Stored records
########
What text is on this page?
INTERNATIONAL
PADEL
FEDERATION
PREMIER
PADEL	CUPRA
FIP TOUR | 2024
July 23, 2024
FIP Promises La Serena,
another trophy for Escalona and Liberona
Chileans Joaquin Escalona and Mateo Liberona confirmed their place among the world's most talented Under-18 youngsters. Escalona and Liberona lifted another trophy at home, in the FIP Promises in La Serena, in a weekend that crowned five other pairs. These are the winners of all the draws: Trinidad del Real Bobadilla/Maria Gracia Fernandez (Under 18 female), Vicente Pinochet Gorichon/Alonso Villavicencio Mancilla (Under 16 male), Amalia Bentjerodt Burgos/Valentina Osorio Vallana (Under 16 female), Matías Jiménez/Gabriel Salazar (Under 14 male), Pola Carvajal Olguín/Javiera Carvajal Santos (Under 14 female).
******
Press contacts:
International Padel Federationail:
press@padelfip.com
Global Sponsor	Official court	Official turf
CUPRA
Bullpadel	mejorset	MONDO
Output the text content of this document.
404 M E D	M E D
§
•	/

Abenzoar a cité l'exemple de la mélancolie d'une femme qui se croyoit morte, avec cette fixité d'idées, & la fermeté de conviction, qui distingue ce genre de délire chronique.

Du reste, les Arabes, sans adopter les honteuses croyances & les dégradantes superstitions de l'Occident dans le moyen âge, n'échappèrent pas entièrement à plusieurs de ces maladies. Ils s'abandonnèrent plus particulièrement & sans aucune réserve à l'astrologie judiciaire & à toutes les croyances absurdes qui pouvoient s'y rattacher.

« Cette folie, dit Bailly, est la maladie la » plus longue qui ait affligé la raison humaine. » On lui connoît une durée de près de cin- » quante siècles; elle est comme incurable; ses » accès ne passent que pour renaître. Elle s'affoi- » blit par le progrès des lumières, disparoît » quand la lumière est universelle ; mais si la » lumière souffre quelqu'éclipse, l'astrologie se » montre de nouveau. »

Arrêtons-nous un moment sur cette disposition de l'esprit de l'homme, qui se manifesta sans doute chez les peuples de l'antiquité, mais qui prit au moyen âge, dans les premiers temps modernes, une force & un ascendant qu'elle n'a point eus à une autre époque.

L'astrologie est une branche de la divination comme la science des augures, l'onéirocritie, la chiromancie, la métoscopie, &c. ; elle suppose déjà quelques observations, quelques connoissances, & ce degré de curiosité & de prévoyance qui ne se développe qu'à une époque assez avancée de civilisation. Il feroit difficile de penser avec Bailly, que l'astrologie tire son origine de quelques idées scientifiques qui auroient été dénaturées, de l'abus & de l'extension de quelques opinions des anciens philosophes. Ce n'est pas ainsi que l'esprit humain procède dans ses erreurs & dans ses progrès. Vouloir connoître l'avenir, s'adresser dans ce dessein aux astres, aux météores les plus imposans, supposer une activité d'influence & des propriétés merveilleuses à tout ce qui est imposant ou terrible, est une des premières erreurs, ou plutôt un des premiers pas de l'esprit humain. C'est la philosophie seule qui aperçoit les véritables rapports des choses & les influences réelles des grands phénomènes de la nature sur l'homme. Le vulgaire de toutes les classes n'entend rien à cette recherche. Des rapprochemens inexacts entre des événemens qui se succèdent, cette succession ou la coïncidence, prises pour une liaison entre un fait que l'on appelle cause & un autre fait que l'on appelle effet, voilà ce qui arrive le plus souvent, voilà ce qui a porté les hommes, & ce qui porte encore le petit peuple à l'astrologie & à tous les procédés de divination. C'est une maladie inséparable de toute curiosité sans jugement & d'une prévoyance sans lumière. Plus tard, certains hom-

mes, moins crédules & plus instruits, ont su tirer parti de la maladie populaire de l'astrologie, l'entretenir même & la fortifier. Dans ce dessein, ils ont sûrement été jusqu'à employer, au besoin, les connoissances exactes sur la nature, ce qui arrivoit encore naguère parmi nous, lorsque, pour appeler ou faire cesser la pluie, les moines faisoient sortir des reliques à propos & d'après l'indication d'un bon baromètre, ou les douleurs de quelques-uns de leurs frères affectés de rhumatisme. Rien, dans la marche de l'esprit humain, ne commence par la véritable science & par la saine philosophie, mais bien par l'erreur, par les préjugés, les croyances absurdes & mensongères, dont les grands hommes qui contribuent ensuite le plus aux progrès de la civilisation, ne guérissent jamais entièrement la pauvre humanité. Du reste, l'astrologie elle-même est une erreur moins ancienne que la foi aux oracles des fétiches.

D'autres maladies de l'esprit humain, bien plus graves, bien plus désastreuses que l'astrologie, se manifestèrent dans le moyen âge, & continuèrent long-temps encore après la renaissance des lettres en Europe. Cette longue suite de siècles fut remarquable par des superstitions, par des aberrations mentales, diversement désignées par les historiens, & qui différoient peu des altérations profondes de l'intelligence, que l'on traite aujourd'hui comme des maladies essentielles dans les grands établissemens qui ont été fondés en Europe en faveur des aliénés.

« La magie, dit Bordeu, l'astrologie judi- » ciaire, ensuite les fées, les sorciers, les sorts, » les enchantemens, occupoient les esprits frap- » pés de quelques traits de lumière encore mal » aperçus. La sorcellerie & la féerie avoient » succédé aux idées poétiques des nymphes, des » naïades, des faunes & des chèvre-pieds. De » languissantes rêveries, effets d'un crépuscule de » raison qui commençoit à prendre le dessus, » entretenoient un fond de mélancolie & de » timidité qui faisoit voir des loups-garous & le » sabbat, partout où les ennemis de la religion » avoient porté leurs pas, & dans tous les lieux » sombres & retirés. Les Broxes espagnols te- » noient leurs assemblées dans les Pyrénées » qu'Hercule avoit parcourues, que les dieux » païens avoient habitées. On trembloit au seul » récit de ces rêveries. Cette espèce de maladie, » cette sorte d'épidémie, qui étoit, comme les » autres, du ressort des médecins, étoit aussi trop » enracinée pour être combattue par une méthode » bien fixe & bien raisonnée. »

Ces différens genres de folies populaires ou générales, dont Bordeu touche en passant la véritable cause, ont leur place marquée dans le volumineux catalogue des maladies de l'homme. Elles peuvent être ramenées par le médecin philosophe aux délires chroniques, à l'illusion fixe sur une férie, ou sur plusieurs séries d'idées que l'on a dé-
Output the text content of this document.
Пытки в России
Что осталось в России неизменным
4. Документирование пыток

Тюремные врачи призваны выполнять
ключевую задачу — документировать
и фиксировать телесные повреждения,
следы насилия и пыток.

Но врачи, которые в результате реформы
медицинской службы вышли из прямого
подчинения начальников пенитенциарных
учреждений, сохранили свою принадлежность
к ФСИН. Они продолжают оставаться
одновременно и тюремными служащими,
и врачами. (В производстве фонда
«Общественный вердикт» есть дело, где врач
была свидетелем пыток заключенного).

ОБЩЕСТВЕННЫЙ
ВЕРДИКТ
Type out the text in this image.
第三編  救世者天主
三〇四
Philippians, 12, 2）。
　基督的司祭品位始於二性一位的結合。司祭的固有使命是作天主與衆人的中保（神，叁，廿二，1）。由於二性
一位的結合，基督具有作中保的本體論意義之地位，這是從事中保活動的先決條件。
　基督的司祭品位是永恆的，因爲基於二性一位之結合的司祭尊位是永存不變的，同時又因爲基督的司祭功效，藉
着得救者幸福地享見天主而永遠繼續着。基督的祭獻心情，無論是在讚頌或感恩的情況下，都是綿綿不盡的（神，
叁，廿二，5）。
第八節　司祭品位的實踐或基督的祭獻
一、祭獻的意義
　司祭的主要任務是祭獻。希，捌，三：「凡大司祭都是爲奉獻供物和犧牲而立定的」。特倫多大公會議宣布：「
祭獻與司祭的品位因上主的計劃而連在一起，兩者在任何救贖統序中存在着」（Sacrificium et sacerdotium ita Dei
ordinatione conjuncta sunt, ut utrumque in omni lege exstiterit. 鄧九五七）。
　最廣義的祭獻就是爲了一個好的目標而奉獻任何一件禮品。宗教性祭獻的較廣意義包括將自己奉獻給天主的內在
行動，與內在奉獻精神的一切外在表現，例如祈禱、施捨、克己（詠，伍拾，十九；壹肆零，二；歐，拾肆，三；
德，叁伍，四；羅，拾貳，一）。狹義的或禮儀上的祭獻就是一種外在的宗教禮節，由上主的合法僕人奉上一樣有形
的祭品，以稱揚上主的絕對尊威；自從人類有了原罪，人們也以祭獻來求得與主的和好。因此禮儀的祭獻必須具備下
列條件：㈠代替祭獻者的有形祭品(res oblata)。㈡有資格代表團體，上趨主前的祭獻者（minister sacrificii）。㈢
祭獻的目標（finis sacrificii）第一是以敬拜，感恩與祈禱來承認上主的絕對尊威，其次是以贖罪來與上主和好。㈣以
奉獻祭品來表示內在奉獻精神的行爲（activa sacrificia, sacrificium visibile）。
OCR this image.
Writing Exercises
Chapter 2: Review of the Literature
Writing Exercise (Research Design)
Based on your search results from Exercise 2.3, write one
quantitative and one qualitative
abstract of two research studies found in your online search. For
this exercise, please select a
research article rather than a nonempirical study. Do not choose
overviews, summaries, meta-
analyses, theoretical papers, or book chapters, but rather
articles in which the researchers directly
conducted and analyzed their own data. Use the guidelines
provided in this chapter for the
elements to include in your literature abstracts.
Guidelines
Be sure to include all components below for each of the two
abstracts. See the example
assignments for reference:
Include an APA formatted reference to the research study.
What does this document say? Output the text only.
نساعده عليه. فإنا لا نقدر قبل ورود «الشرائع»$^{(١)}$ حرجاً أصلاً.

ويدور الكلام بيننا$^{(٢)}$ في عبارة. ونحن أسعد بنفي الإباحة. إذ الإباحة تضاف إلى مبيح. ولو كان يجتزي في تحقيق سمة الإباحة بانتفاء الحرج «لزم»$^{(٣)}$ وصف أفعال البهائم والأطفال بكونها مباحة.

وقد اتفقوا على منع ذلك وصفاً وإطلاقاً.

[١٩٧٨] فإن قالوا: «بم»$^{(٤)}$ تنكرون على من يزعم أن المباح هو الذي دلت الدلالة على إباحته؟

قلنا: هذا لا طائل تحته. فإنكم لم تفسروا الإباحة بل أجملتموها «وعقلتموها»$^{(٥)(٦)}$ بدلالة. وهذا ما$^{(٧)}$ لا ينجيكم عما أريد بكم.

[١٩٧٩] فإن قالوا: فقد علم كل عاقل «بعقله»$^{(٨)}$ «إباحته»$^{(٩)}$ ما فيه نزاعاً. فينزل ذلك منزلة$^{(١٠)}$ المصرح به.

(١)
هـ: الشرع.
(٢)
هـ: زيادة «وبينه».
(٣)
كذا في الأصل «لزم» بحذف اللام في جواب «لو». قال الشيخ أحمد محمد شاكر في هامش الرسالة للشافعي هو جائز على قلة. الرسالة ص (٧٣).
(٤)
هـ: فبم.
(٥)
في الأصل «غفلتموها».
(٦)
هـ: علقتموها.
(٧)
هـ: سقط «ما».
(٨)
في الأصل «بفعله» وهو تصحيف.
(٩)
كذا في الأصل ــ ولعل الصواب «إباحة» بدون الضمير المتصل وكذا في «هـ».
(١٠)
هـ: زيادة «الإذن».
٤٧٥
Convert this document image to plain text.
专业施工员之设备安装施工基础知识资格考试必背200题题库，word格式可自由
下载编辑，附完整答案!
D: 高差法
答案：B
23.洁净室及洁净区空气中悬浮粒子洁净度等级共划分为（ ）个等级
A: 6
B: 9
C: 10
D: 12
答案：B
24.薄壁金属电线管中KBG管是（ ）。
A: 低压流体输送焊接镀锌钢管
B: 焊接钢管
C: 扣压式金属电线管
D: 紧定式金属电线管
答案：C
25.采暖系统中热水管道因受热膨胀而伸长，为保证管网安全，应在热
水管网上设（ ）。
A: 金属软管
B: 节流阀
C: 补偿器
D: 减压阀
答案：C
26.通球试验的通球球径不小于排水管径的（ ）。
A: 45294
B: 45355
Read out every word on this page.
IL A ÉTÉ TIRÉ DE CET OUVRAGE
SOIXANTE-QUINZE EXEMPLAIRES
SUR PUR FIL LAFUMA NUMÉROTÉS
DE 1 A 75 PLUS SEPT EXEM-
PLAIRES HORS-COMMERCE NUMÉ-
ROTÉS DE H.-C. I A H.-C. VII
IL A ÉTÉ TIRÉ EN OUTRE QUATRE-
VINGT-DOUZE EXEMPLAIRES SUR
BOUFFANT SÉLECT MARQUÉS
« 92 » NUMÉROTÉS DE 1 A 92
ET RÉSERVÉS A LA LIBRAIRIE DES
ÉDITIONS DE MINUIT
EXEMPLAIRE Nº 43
########
### [Given instruction]
Retype exactly, please, each line from the line that contains "What does this" through the last line of the entries above, with nothing added.

### [Right answer]
What does this document say? Output the text only.
نساعده عليه. فإنا لا نقدر قبل ورود «الشرائع»$^{(١)}$ حرجاً أصلاً.

ويدور الكلام بيننا$^{(٢)}$ في عبارة. ونحن أسعد بنفي الإباحة. إذ الإباحة تضاف إلى مبيح. ولو كان يجتزي في تحقيق سمة الإباحة بانتفاء الحرج «لزم»$^{(٣)}$ وصف أفعال البهائم والأطفال بكونها مباحة.

وقد اتفقوا على منع ذلك وصفاً وإطلاقاً.

[١٩٧٨] فإن قالوا: «بم»$^{(٤)}$ تنكرون على من يزعم أن المباح هو الذي دلت الدلالة على إباحته؟

قلنا: هذا لا طائل تحته. فإنكم لم تفسروا الإباحة بل أجملتموها «وعقلتموها»$^{(٥)(٦)}$ بدلالة. وهذا ما$^{(٧)}$ لا ينجيكم عما أريد بكم.

[١٩٧٩] فإن قالوا: فقد علم كل عاقل «بعقله»$^{(٨)}$ «إباحته»$^{(٩)}$ ما فيه نزاعاً. فينزل ذلك منزلة$^{(١٠)}$ المصرح به.

(١)
هـ: الشرع.
(٢)
هـ: زيادة «وبينه».
(٣)
كذا في الأصل «لزم» بحذف اللام في جواب «لو». قال الشيخ أحمد محمد شاكر في هامش الرسالة للشافعي هو جائز على قلة. الرسالة ص (٧٣).
(٤)
هـ: فبم.
(٥)
في الأصل «غفلتموها».
(٦)
هـ: علقتموها.
(٧)
هـ: سقط «ما».
(٨)
في الأصل «بفعله» وهو تصحيف.
(٩)
كذا في الأصل ــ ولعل الصواب «إباحة» بدون الضمير المتصل وكذا في «هـ».
(١٠)
هـ: زيادة «الإذن».
٤٧٥
Convert this document image to plain text.
专业施工员之设备安装施工基础知识资格考试必背200题题库，word格式可自由
下载编辑，附完整答案!
D: 高差法
答案：B
23.洁净室及洁净区空气中悬浮粒子洁净度等级共划分为（ ）个等级
A: 6
B: 9
C: 10
D: 12
答案：B
24.薄壁金属电线管中KBG管是（ ）。
A: 低压流体输送焊接镀锌钢管
B: 焊接钢管
C: 扣压式金属电线管
D: 紧定式金属电线管
答案：C
25.采暖系统中热水管道因受热膨胀而伸长，为保证管网安全，应在热
水管网上设（ ）。
A: 金属软管
B: 节流阀
C: 补偿器
D: 减压阀
答案：C
26.通球试验的通球球径不小于排水管径的（ ）。
A: 45294
B: 45355
Read out every word on this page.
IL A ÉTÉ TIRÉ DE CET OUVRAGE
SOIXANTE-QUINZE EXEMPLAIRES
SUR PUR FIL LAFUMA NUMÉROTÉS
DE 1 A 75 PLUS SEPT EXEM-
PLAIRES HORS-COMMERCE NUMÉ-
ROTÉS DE H.-C. I A H.-C. VII
IL A ÉTÉ TIRÉ EN OUTRE QUATRE-
VINGT-DOUZE EXEMPLAIRES SUR
BOUFFANT SÉLECT MARQUÉS
« 92 » NUMÉROTÉS DE 1 A 92
ET RÉSERVÉS A LA LIBRAIRIE DES
ÉDITIONS DE MINUIT
EXEMPLAIRE Nº 43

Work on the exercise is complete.